(Short problem)
Find every line of the listing below where "circle" appears, and copy it.

[Source records]

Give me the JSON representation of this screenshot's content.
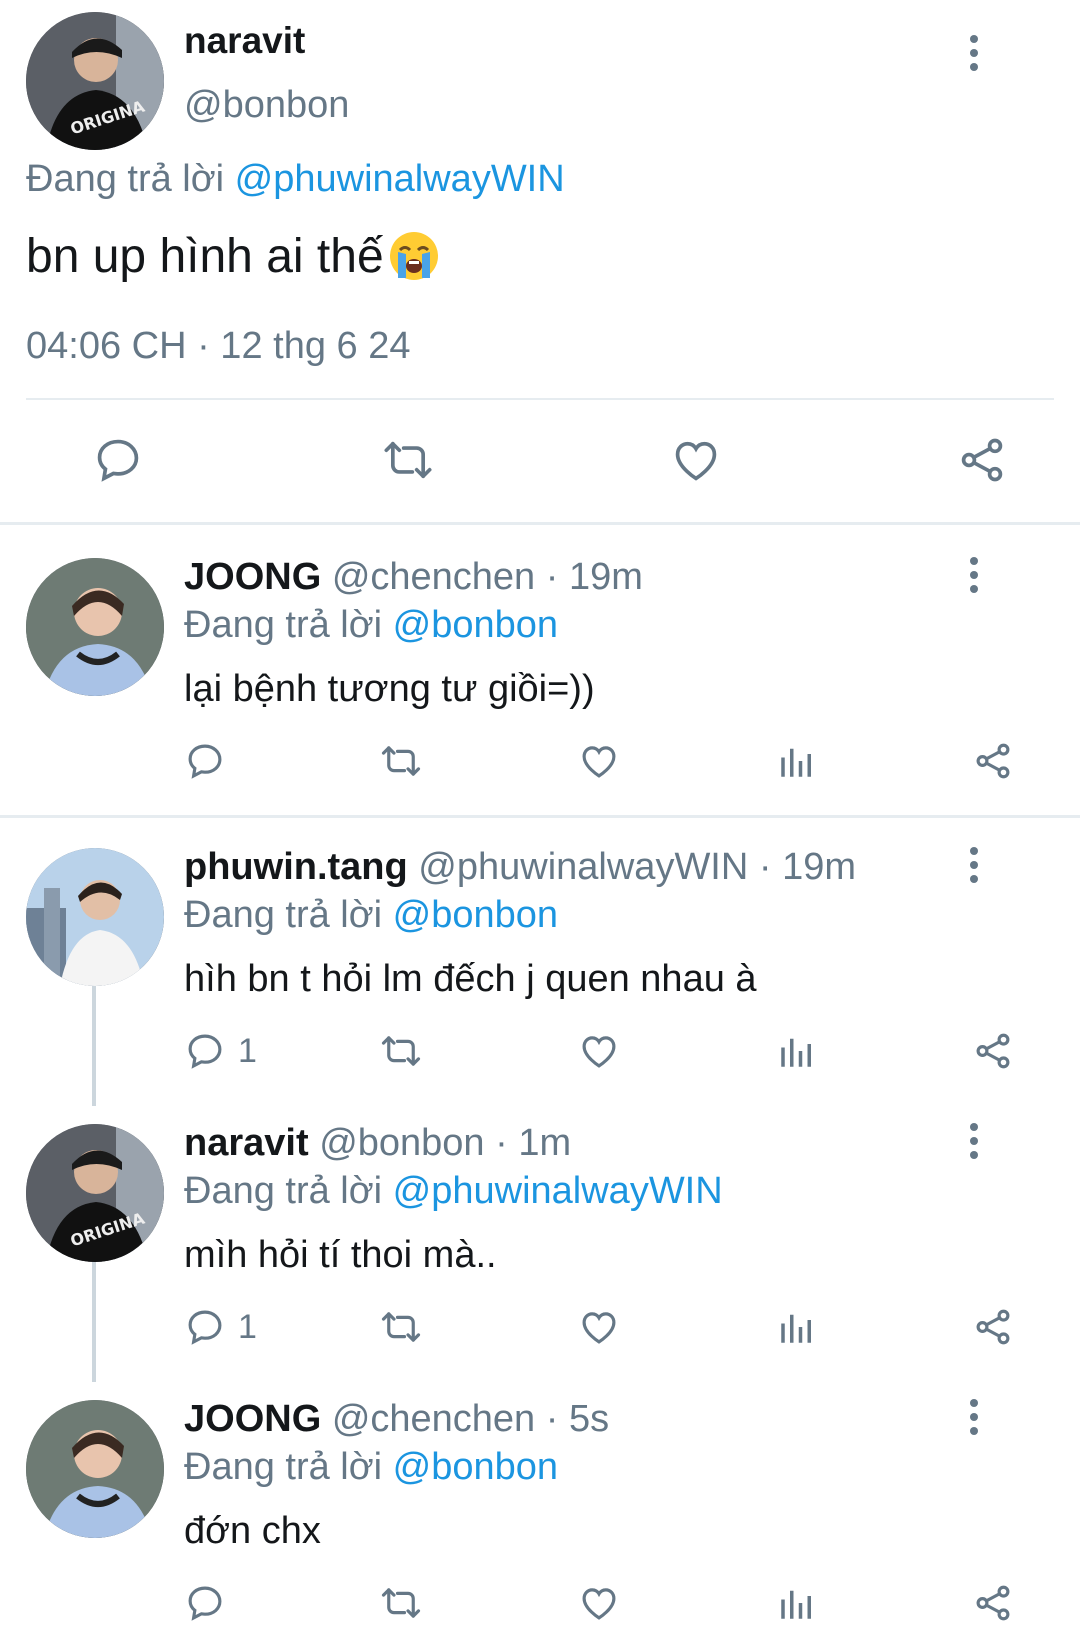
{
  "main_tweet": {
    "name": "naravit",
    "handle": "@bonbon",
    "replying_prefix": "Đang trả lời",
    "replying_to": "@phuwinalwayWIN",
    "text": "bn up hình ai thế",
    "emoji": "loudly-crying-face",
    "timestamp": "04:06 CH · 12 thg 6 24",
    "actions": [
      "reply-icon",
      "retweet-icon",
      "like-icon",
      "share-icon"
    ]
  },
  "replies": [
    {
      "name": "JOONG",
      "handle": "@chenchen · 19m",
      "replying_prefix": "Đang trả lời",
      "replying_to": "@bonbon",
      "text": "lại bệnh tương tư giồi=))",
      "reply_count": ""
    },
    {
      "name": "phuwin.tang",
      "handle": "@phuwinalwayWIN · 19m",
      "replying_prefix": "Đang trả lời",
      "replying_to": "@bonbon",
      "text": "hìh bn t hỏi lm đếch j quen nhau à",
      "reply_count": "1"
    },
    {
      "name": "naravit",
      "handle": "@bonbon · 1m",
      "replying_prefix": "Đang trả lời",
      "replying_to": "@phuwinalwayWIN",
      "text": "mìh hỏi tí thoi mà..",
      "reply_count": "1"
    },
    {
      "name": "JOONG",
      "handle": "@chenchen · 5s",
      "replying_prefix": "Đang trả lời",
      "replying_to": "@bonbon",
      "text": "đớn chx",
      "reply_count": ""
    }
  ],
  "colors": {
    "accent": "#1b95e0",
    "secondary_text": "#657786",
    "divider": "#e6ecf0",
    "thread_line": "#ccd6dd"
  }
}
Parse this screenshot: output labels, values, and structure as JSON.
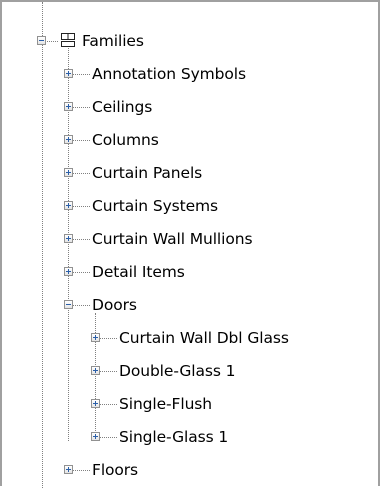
{
  "tree": {
    "root": {
      "label": "Families",
      "icon": "families-icon",
      "expanded": true
    },
    "level1": [
      {
        "label": "Annotation Symbols",
        "expanded": false
      },
      {
        "label": "Ceilings",
        "expanded": false
      },
      {
        "label": "Columns",
        "expanded": false
      },
      {
        "label": "Curtain Panels",
        "expanded": false
      },
      {
        "label": "Curtain Systems",
        "expanded": false
      },
      {
        "label": "Curtain Wall Mullions",
        "expanded": false
      },
      {
        "label": "Detail Items",
        "expanded": false
      },
      {
        "label": "Doors",
        "expanded": true
      }
    ],
    "doors_children": [
      {
        "label": "Curtain Wall Dbl Glass",
        "expanded": false
      },
      {
        "label": "Double-Glass 1",
        "expanded": false
      },
      {
        "label": "Single-Flush",
        "expanded": false
      },
      {
        "label": "Single-Glass 1",
        "expanded": false
      }
    ],
    "after_doors": [
      {
        "label": "Floors",
        "expanded": false
      }
    ]
  },
  "colors": {
    "expander_glyph": "#2b5fa8",
    "connector": "#808080",
    "frame_border": "#a0a0a0"
  }
}
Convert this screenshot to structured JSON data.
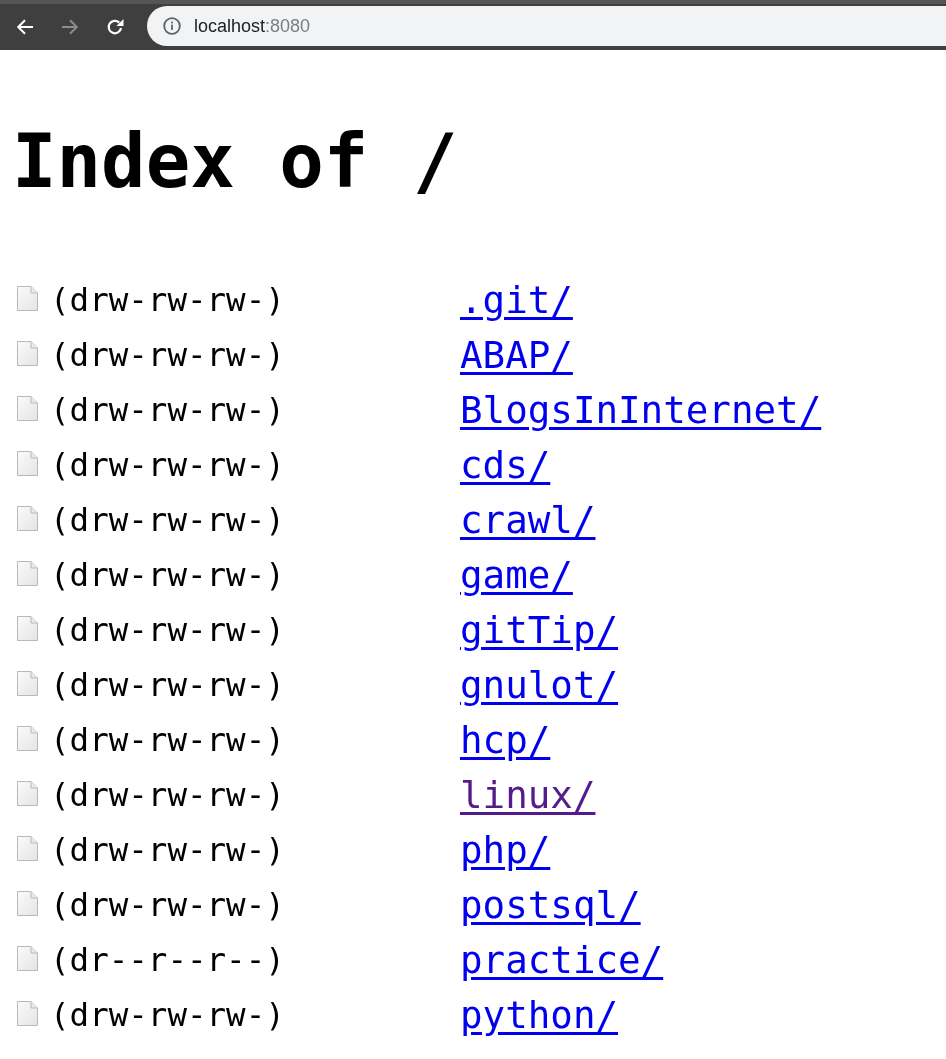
{
  "toolbar": {
    "nav_buttons": [
      {
        "kind": "back",
        "disabled": false
      },
      {
        "kind": "forward",
        "disabled": true
      },
      {
        "kind": "reload",
        "disabled": false
      }
    ],
    "address": {
      "host": "localhost",
      "port": ":8080"
    }
  },
  "heading": "Index of /",
  "entries": [
    {
      "permissions": "(drw-rw-rw-)",
      "name": ".git/",
      "visited": false
    },
    {
      "permissions": "(drw-rw-rw-)",
      "name": "ABAP/",
      "visited": false
    },
    {
      "permissions": "(drw-rw-rw-)",
      "name": "BlogsInInternet/",
      "visited": false
    },
    {
      "permissions": "(drw-rw-rw-)",
      "name": "cds/",
      "visited": false
    },
    {
      "permissions": "(drw-rw-rw-)",
      "name": "crawl/",
      "visited": false
    },
    {
      "permissions": "(drw-rw-rw-)",
      "name": "game/",
      "visited": false
    },
    {
      "permissions": "(drw-rw-rw-)",
      "name": "gitTip/",
      "visited": false
    },
    {
      "permissions": "(drw-rw-rw-)",
      "name": "gnulot/",
      "visited": false
    },
    {
      "permissions": "(drw-rw-rw-)",
      "name": "hcp/",
      "visited": false
    },
    {
      "permissions": "(drw-rw-rw-)",
      "name": "linux/",
      "visited": true
    },
    {
      "permissions": "(drw-rw-rw-)",
      "name": "php/",
      "visited": false
    },
    {
      "permissions": "(drw-rw-rw-)",
      "name": "postsql/",
      "visited": false
    },
    {
      "permissions": "(dr--r--r--)",
      "name": "practice/",
      "visited": false
    },
    {
      "permissions": "(drw-rw-rw-)",
      "name": "python/",
      "visited": false
    }
  ]
}
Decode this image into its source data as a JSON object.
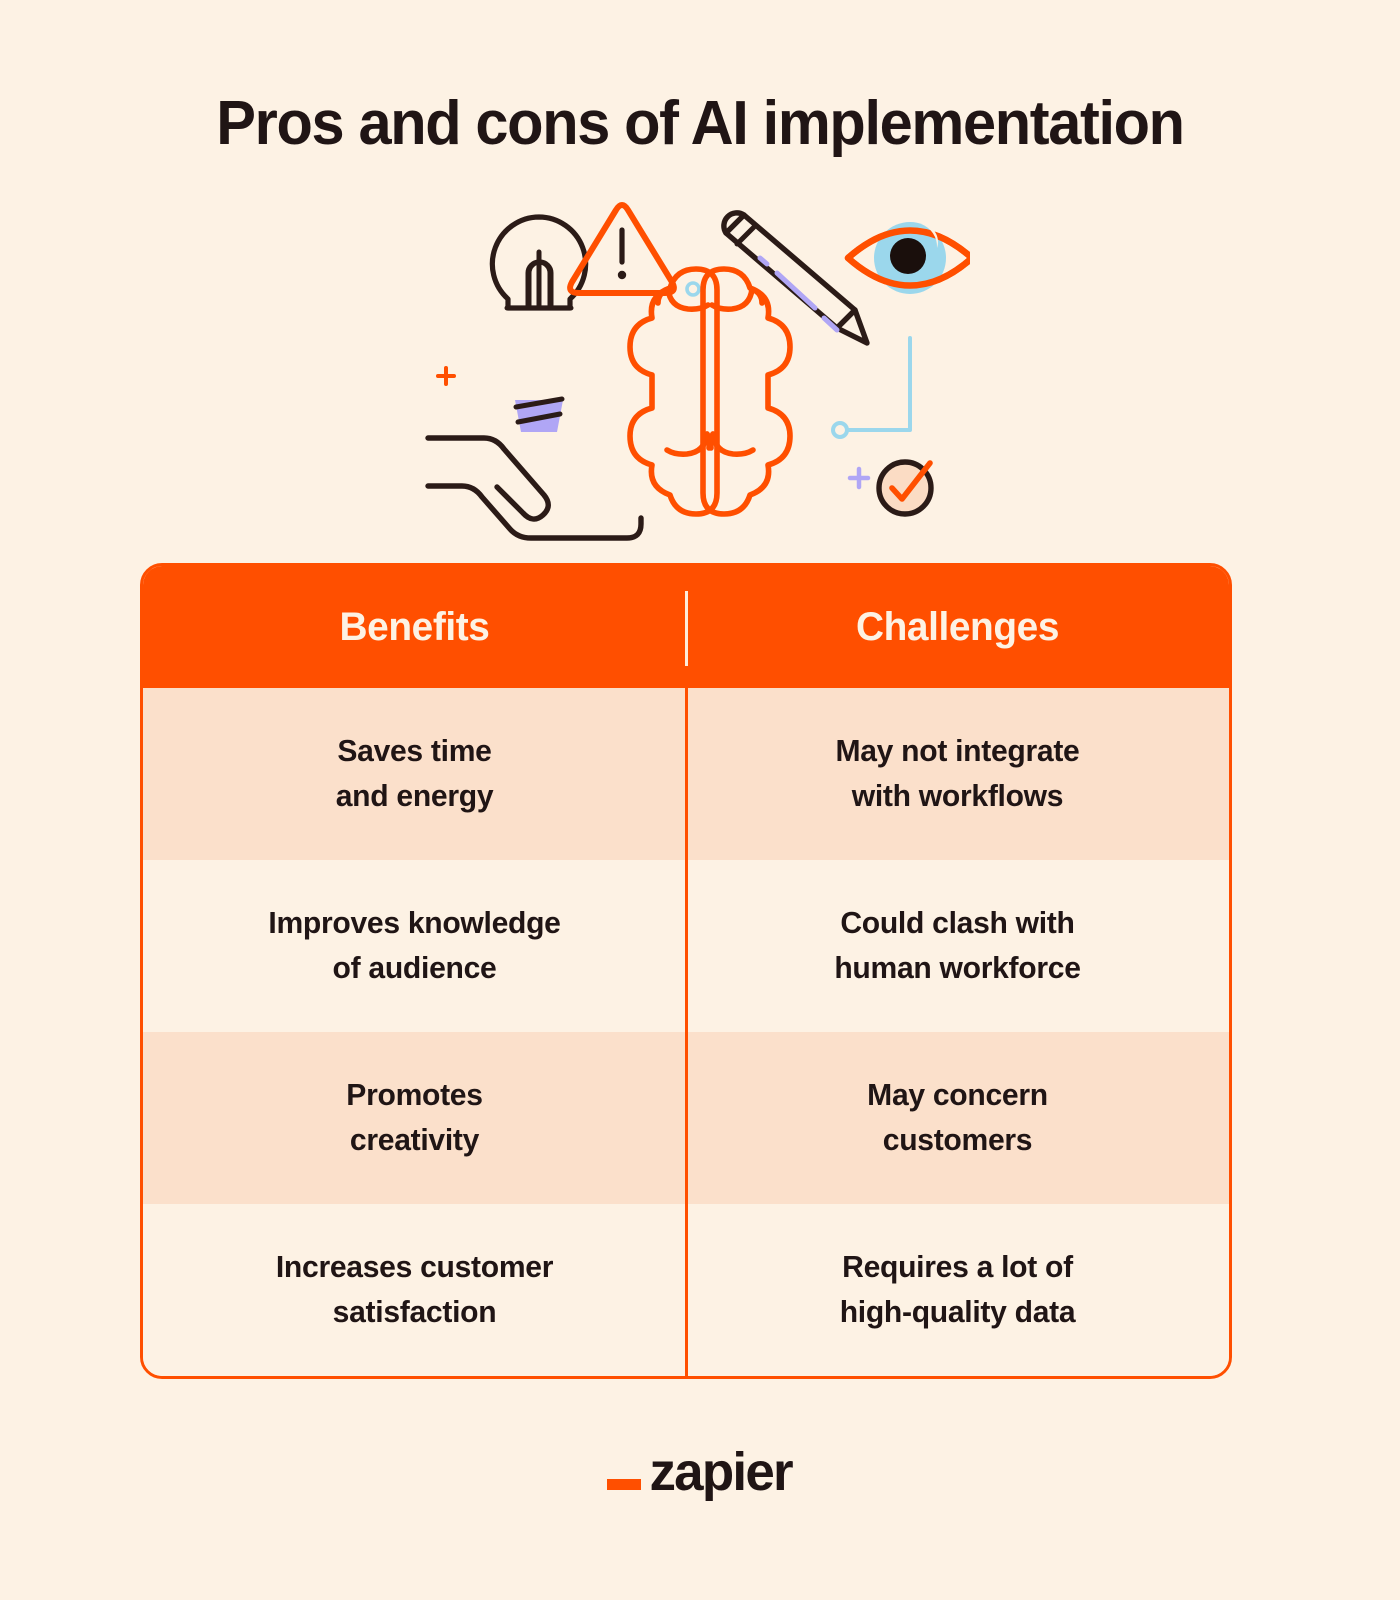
{
  "page": {
    "title": "Pros and cons of AI implementation",
    "background_color": "#FDF2E4",
    "accent_color": "#FF4F00",
    "text_color": "#201515"
  },
  "illustration": {
    "name": "ai-brain-illustration",
    "elements": [
      "lightbulb-icon",
      "hand-icon",
      "warning-triangle-icon",
      "brain-icon",
      "pencil-icon",
      "eye-icon",
      "checkmark-circle-icon",
      "plus-orange-decoration",
      "plus-purple-decoration",
      "circle-blue-decoration",
      "connector-line-blue"
    ],
    "colors": {
      "orange": "#FF4F00",
      "dark": "#2B1B17",
      "purple": "#B0A6F5",
      "blue": "#9BD7EC",
      "peach": "#FBDCC4"
    }
  },
  "table": {
    "columns": [
      {
        "label": "Benefits",
        "name": "benefits"
      },
      {
        "label": "Challenges",
        "name": "challenges"
      }
    ],
    "rows": [
      {
        "benefit": "Saves time\nand energy",
        "challenge": "May not integrate\nwith workflows",
        "shade": "a"
      },
      {
        "benefit": "Improves knowledge\nof audience",
        "challenge": "Could clash with\nhuman workforce",
        "shade": "b"
      },
      {
        "benefit": "Promotes\ncreativity",
        "challenge": "May concern\ncustomers",
        "shade": "a"
      },
      {
        "benefit": "Increases customer\nsatisfaction",
        "challenge": "Requires a lot of\nhigh-quality data",
        "shade": "b"
      }
    ]
  },
  "footer": {
    "brand": "zapier",
    "brand_mark": "_"
  }
}
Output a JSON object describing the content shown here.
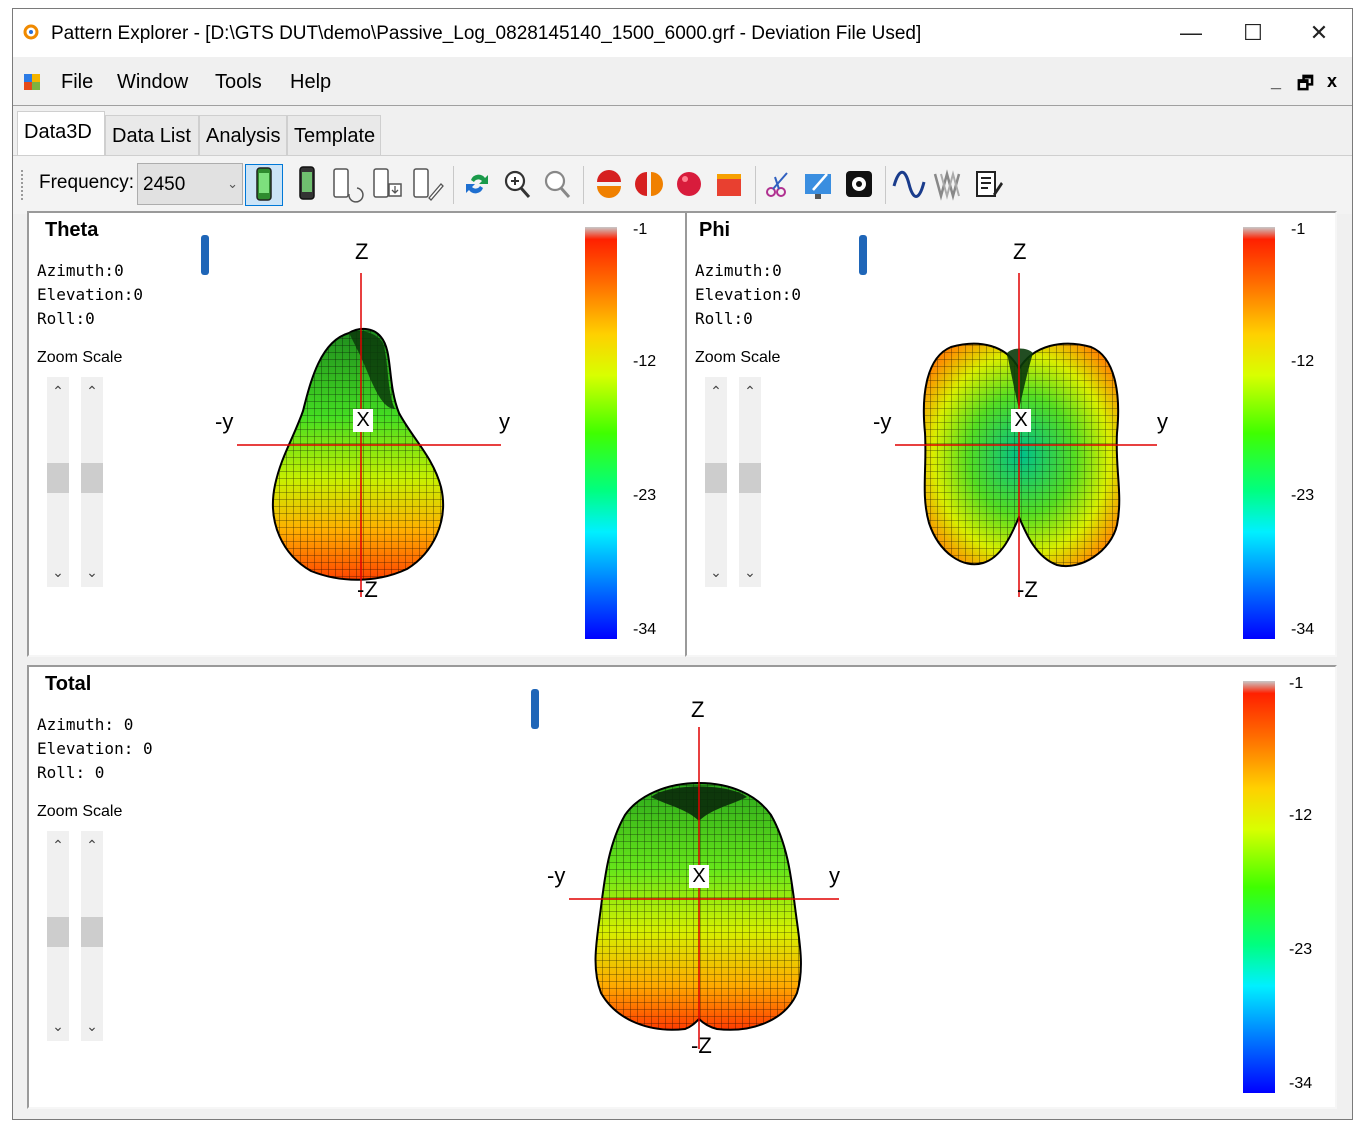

(Answer to the exercise)
      "checkmark-circle-icon",
      "circle-blue-decoration",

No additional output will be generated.